··· DATA PROVIDED
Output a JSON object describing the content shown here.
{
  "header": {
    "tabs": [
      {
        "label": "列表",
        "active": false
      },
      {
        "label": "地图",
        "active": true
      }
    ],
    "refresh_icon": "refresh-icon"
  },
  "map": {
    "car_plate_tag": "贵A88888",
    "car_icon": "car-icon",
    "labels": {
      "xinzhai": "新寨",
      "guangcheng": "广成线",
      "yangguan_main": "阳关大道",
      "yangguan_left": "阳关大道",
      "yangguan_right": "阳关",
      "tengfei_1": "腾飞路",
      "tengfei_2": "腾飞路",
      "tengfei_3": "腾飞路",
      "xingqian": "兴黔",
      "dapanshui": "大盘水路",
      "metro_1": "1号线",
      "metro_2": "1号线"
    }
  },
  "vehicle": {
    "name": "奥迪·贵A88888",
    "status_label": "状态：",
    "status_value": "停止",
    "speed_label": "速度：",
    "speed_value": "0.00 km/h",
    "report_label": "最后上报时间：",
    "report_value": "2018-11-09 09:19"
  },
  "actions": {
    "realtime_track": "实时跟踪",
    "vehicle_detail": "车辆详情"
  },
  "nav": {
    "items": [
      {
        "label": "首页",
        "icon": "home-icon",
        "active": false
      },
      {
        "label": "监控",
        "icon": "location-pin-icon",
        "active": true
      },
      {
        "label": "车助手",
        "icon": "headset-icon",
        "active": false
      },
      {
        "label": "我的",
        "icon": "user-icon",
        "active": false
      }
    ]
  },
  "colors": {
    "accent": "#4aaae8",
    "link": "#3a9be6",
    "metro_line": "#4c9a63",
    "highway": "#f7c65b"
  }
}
······
### GIVEN EXERCISE
Take the lines above and retype all of them exactly.

### WRITTEN SOLUTION
Output a JSON object describing the content shown here.
{
  "header": {
    "tabs": [
      {
        "label": "列表",
        "active": false
      },
      {
        "label": "地图",
        "active": true
      }
    ],
    "refresh_icon": "refresh-icon"
  },
  "map": {
    "car_plate_tag": "贵A88888",
    "car_icon": "car-icon",
    "labels": {
      "xinzhai": "新寨",
      "guangcheng": "广成线",
      "yangguan_main": "阳关大道",
      "yangguan_left": "阳关大道",
      "yangguan_right": "阳关",
      "tengfei_1": "腾飞路",
      "tengfei_2": "腾飞路",
      "tengfei_3": "腾飞路",
      "xingqian": "兴黔",
      "dapanshui": "大盘水路",
      "metro_1": "1号线",
      "metro_2": "1号线"
    }
  },
  "vehicle": {
    "name": "奥迪·贵A88888",
    "status_label": "状态：",
    "status_value": "停止",
    "speed_label": "速度：",
    "speed_value": "0.00 km/h",
    "report_label": "最后上报时间：",
    "report_value": "2018-11-09 09:19"
  },
  "actions": {
    "realtime_track": "实时跟踪",
    "vehicle_detail": "车辆详情"
  },
  "nav": {
    "items": [
      {
        "label": "首页",
        "icon": "home-icon",
        "active": false
      },
      {
        "label": "监控",
        "icon": "location-pin-icon",
        "active": true
      },
      {
        "label": "车助手",
        "icon": "headset-icon",
        "active": false
      },
      {
        "label": "我的",
        "icon": "user-icon",
        "active": false
      }
    ]
  },
  "colors": {
    "accent": "#4aaae8",
    "link": "#3a9be6",
    "metro_line": "#4c9a63",
    "highway": "#f7c65b"
  }
}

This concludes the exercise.